Short exercise ▸ Write out every line of the material as it stands, apart from the pictures.
--- Begin Extracted records ---
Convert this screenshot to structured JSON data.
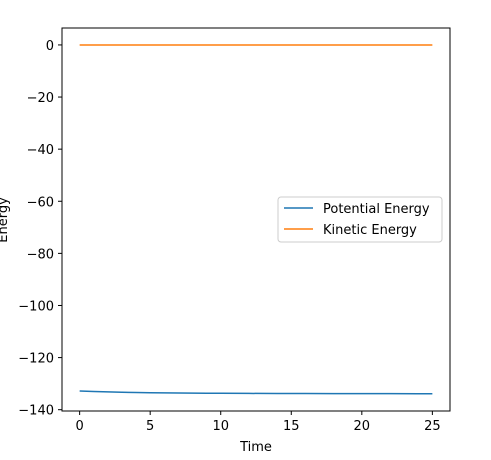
{
  "chart_data": {
    "type": "line",
    "title": "",
    "xlabel": "Time",
    "ylabel": "Energy",
    "xlim": [
      -1.25,
      26.25
    ],
    "ylim": [
      -140.5,
      6.5
    ],
    "xticks": [
      0,
      5,
      10,
      15,
      20,
      25
    ],
    "yticks": [
      0,
      -20,
      -40,
      -60,
      -80,
      -100,
      -120,
      -140
    ],
    "grid": false,
    "legend_position": "center-right",
    "series": [
      {
        "name": "Potential Energy",
        "color": "#1f77b4",
        "x": [
          0,
          1,
          2,
          3,
          4,
          5,
          6,
          7,
          8,
          9,
          10,
          12,
          14,
          16,
          18,
          20,
          22,
          24,
          25
        ],
        "y": [
          -132.8,
          -133.0,
          -133.15,
          -133.3,
          -133.4,
          -133.5,
          -133.55,
          -133.6,
          -133.65,
          -133.7,
          -133.7,
          -133.75,
          -133.8,
          -133.8,
          -133.85,
          -133.85,
          -133.85,
          -133.9,
          -133.9
        ]
      },
      {
        "name": "Kinetic Energy",
        "color": "#ff7f0e",
        "x": [
          0,
          5,
          10,
          15,
          20,
          25
        ],
        "y": [
          0,
          0,
          0,
          0,
          0,
          0
        ]
      }
    ]
  }
}
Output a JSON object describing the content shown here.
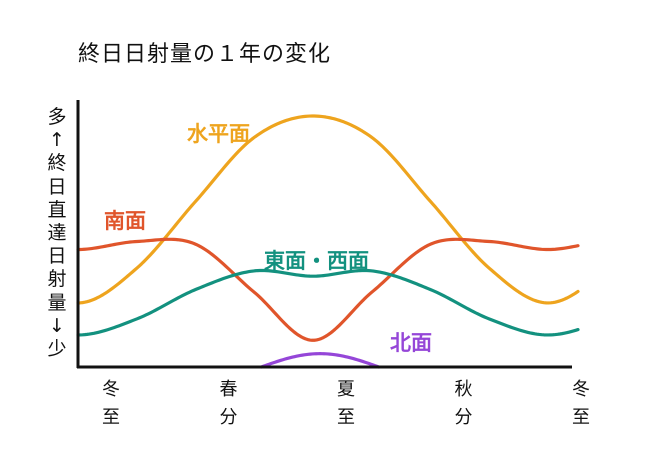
{
  "chart_data": {
    "type": "line",
    "title": "終日日射量の１年の変化",
    "ylabel": "多↑終日直達日射量↓少",
    "ylabel_chars": [
      "多",
      "↑",
      "終",
      "日",
      "直",
      "達",
      "日",
      "射",
      "量",
      "↓",
      "少"
    ],
    "ylim": [
      0,
      100
    ],
    "y_ticks_shown": false,
    "grid": false,
    "legend": "none (series labeled inline)",
    "x": [
      0,
      0.5,
      1,
      1.5,
      2,
      2.5,
      3,
      3.5,
      4
    ],
    "x_ticks": [
      {
        "x": 0,
        "lines": [
          "冬",
          "至"
        ]
      },
      {
        "x": 1,
        "lines": [
          "春",
          "分"
        ]
      },
      {
        "x": 2,
        "lines": [
          "夏",
          "至"
        ]
      },
      {
        "x": 3,
        "lines": [
          "秋",
          "分"
        ]
      },
      {
        "x": 4,
        "lines": [
          "冬",
          "至"
        ]
      }
    ],
    "series": [
      {
        "name": "水平面",
        "color": "#eea41e",
        "values": [
          24,
          37,
          62,
          86,
          94,
          86,
          62,
          37,
          24
        ]
      },
      {
        "name": "南面",
        "color": "#e0552b",
        "values": [
          44,
          47,
          46,
          28,
          10,
          28,
          46,
          47,
          44
        ]
      },
      {
        "name": "東面・西面",
        "color": "#13917f",
        "values": [
          12,
          18,
          29,
          36,
          34,
          36,
          29,
          18,
          12
        ]
      },
      {
        "name": "北面",
        "color": "#9546d8",
        "values": [
          null,
          null,
          null,
          1,
          5,
          1,
          null,
          null,
          null
        ],
        "x_range": [
          1.56,
          2.56
        ]
      }
    ]
  }
}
--- End Extracted records ---
Answer to this task ▸
Convert this screenshot to structured JSON data.
{
  "chart_data": {
    "type": "line",
    "title": "",
    "xlabel": "Time",
    "ylabel": "Energy",
    "xlim": [
      -1.25,
      26.25
    ],
    "ylim": [
      -140.5,
      6.5
    ],
    "xticks": [
      0,
      5,
      10,
      15,
      20,
      25
    ],
    "yticks": [
      0,
      -20,
      -40,
      -60,
      -80,
      -100,
      -120,
      -140
    ],
    "grid": false,
    "legend_position": "center-right",
    "series": [
      {
        "name": "Potential Energy",
        "color": "#1f77b4",
        "x": [
          0,
          1,
          2,
          3,
          4,
          5,
          6,
          7,
          8,
          9,
          10,
          12,
          14,
          16,
          18,
          20,
          22,
          24,
          25
        ],
        "y": [
          -132.8,
          -133.0,
          -133.15,
          -133.3,
          -133.4,
          -133.5,
          -133.55,
          -133.6,
          -133.65,
          -133.7,
          -133.7,
          -133.75,
          -133.8,
          -133.8,
          -133.85,
          -133.85,
          -133.85,
          -133.9,
          -133.9
        ]
      },
      {
        "name": "Kinetic Energy",
        "color": "#ff7f0e",
        "x": [
          0,
          5,
          10,
          15,
          20,
          25
        ],
        "y": [
          0,
          0,
          0,
          0,
          0,
          0
        ]
      }
    ]
  }
}
Output a JSON object describing the content shown here.
{
  "chart_data": {
    "type": "line",
    "title": "終日日射量の１年の変化",
    "ylabel": "多↑終日直達日射量↓少",
    "ylabel_chars": [
      "多",
      "↑",
      "終",
      "日",
      "直",
      "達",
      "日",
      "射",
      "量",
      "↓",
      "少"
    ],
    "ylim": [
      0,
      100
    ],
    "y_ticks_shown": false,
    "grid": false,
    "legend": "none (series labeled inline)",
    "x": [
      0,
      0.5,
      1,
      1.5,
      2,
      2.5,
      3,
      3.5,
      4
    ],
    "x_ticks": [
      {
        "x": 0,
        "lines": [
          "冬",
          "至"
        ]
      },
      {
        "x": 1,
        "lines": [
          "春",
          "分"
        ]
      },
      {
        "x": 2,
        "lines": [
          "夏",
          "至"
        ]
      },
      {
        "x": 3,
        "lines": [
          "秋",
          "分"
        ]
      },
      {
        "x": 4,
        "lines": [
          "冬",
          "至"
        ]
      }
    ],
    "series": [
      {
        "name": "水平面",
        "color": "#eea41e",
        "values": [
          24,
          37,
          62,
          86,
          94,
          86,
          62,
          37,
          24
        ]
      },
      {
        "name": "南面",
        "color": "#e0552b",
        "values": [
          44,
          47,
          46,
          28,
          10,
          28,
          46,
          47,
          44
        ]
      },
      {
        "name": "東面・西面",
        "color": "#13917f",
        "values": [
          12,
          18,
          29,
          36,
          34,
          36,
          29,
          18,
          12
        ]
      },
      {
        "name": "北面",
        "color": "#9546d8",
        "values": [
          null,
          null,
          null,
          1,
          5,
          1,
          null,
          null,
          null
        ],
        "x_range": [
          1.56,
          2.56
        ]
      }
    ]
  }
}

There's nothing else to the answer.